### WHAT IS ASKED
Provide only the number of lines in the listing that contain the string "masalan".

[Begin DATA FOR PROCESSING]

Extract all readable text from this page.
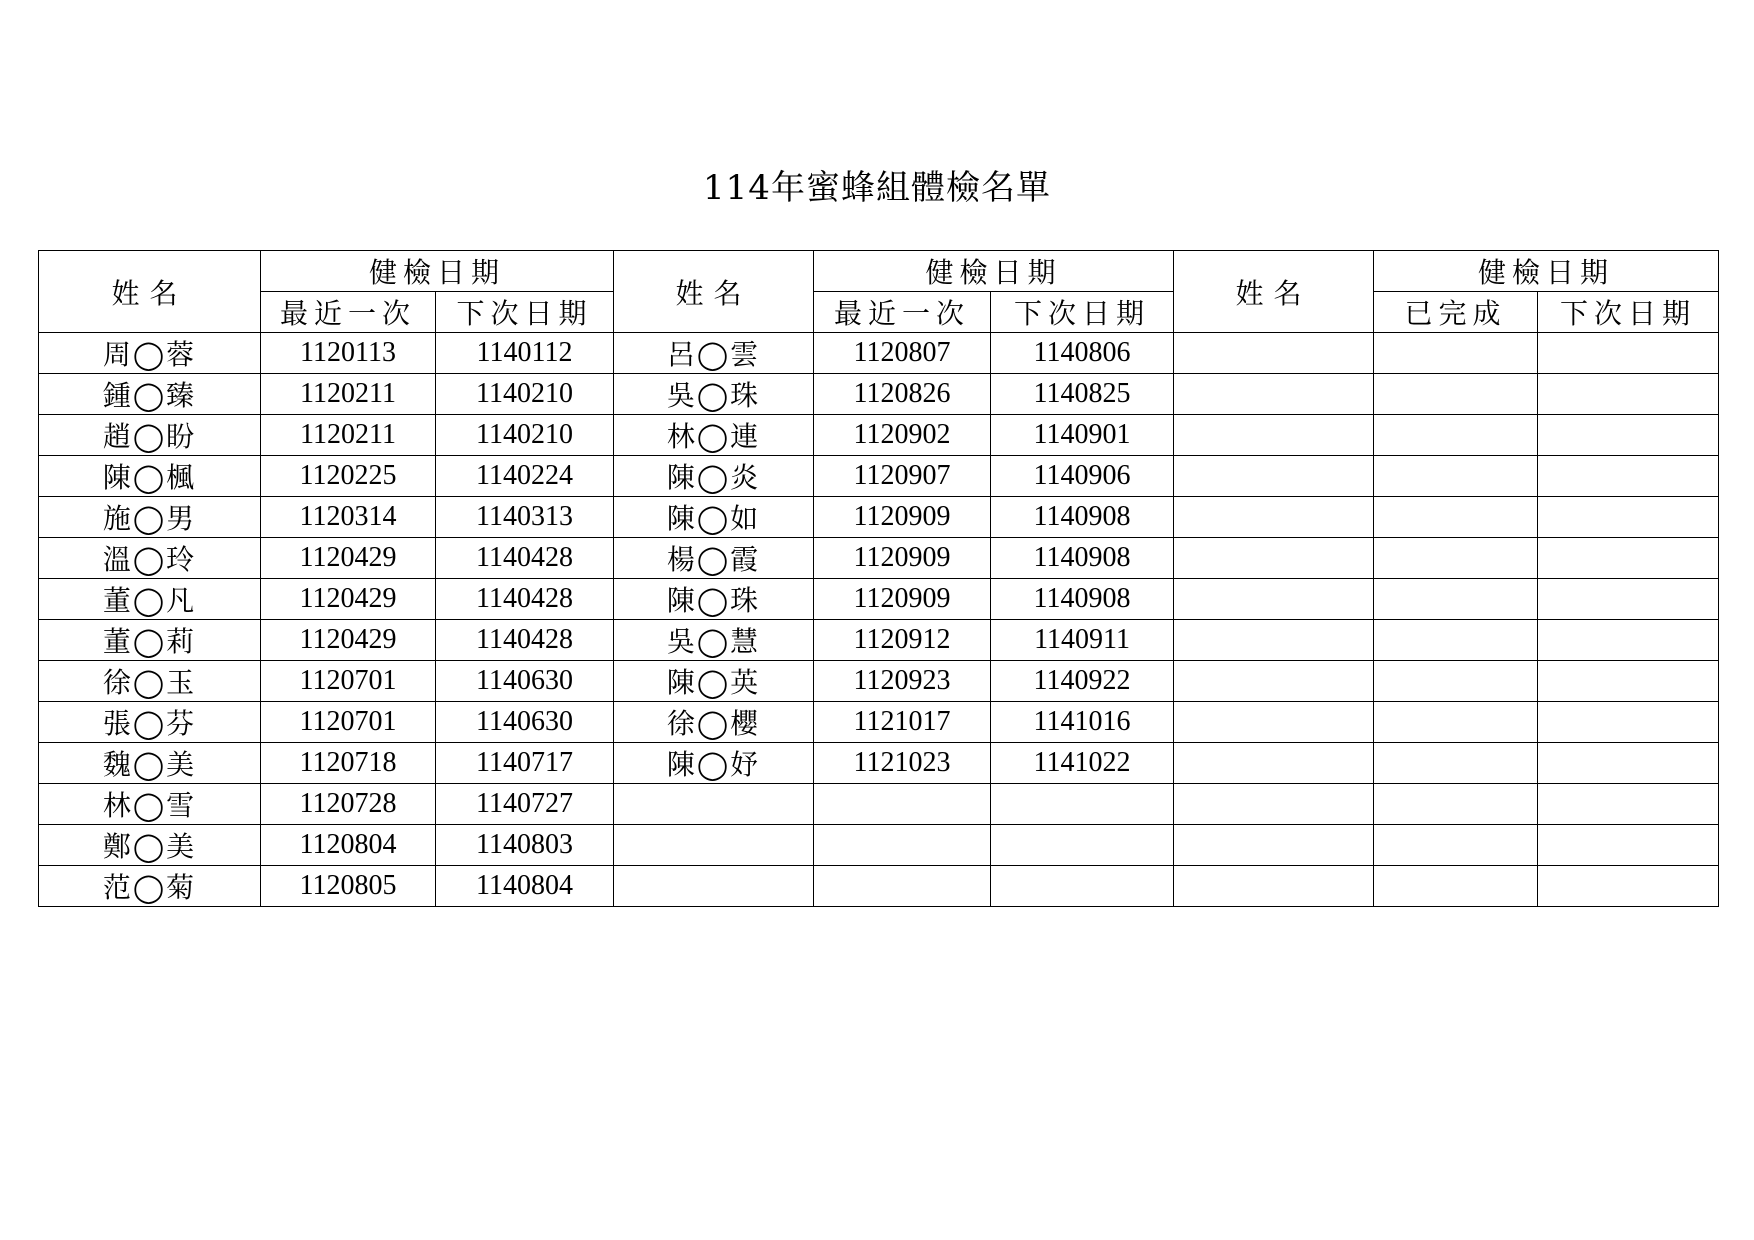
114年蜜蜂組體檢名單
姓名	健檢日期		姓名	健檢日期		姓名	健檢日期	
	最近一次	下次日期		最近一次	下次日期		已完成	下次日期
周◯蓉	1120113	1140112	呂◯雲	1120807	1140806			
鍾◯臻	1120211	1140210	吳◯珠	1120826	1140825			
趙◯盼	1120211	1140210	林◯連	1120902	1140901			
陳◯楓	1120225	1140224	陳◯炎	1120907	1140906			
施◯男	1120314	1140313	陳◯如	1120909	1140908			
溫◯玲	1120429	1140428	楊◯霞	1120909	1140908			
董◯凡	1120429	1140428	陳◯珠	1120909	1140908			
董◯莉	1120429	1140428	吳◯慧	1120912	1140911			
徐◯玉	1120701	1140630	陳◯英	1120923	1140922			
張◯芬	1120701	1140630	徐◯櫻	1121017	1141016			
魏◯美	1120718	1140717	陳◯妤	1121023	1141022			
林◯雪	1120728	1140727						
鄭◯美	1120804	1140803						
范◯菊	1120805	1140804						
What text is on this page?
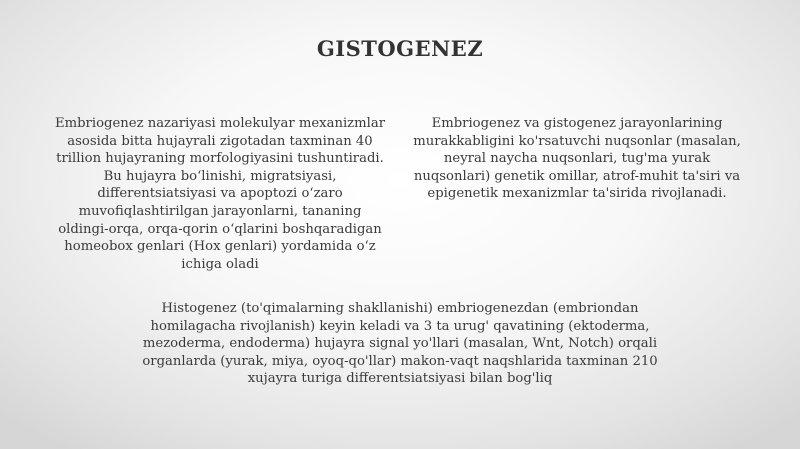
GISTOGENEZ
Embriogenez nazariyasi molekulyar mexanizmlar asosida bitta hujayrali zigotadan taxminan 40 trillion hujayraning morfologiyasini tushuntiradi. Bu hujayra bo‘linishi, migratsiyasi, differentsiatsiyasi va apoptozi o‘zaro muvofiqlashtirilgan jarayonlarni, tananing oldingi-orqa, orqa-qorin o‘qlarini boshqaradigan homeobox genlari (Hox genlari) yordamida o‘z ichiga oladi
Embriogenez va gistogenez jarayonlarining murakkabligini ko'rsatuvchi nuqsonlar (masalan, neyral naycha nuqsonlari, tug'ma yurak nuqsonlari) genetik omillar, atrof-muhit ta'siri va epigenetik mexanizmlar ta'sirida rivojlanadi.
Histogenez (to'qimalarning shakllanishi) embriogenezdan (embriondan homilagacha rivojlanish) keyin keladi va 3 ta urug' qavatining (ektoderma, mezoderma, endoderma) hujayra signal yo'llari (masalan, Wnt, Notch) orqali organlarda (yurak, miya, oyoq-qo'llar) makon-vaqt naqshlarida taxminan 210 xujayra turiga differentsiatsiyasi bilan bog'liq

[End DATA FOR PROCESSING]
[Begin DATA FOR PROCESSING]

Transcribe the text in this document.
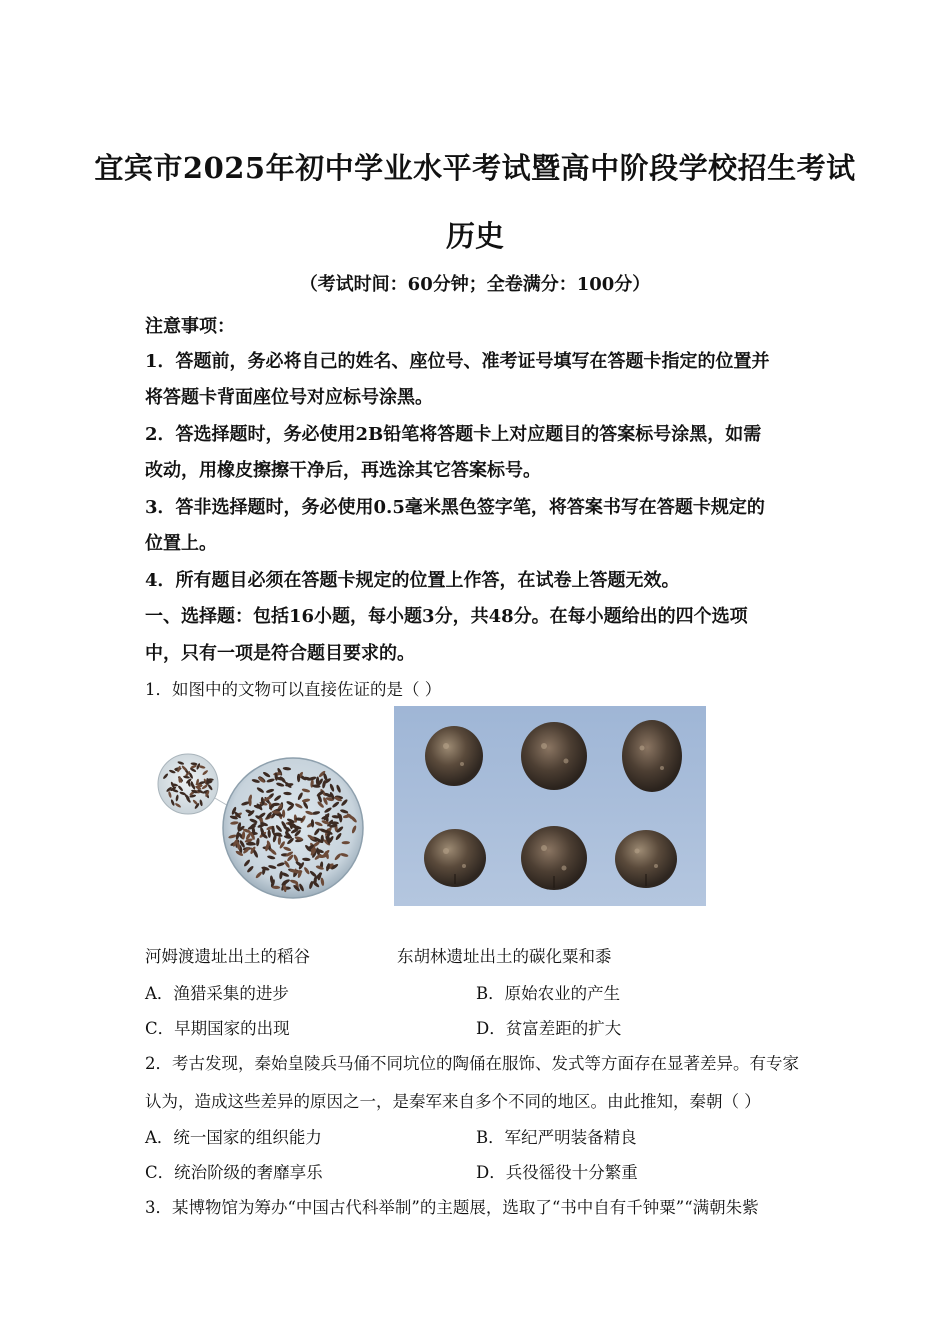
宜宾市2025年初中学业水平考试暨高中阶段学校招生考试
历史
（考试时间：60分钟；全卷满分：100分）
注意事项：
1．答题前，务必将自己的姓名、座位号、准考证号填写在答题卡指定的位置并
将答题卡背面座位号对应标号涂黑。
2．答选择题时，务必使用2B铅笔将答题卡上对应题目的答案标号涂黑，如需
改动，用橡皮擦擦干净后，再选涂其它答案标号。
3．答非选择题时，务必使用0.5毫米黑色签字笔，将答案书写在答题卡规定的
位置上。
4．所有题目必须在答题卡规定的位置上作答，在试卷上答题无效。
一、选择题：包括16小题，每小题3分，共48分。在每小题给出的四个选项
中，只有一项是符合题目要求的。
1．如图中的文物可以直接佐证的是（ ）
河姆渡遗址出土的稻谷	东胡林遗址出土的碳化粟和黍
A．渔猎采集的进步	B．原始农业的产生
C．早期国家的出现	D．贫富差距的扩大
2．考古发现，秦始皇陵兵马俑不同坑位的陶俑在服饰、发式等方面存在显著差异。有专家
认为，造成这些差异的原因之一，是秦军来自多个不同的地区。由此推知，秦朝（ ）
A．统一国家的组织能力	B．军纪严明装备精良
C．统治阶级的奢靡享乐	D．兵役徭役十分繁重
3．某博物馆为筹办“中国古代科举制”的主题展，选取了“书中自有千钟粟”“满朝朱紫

[End DATA FOR PROCESSING]

### RESPONSE
2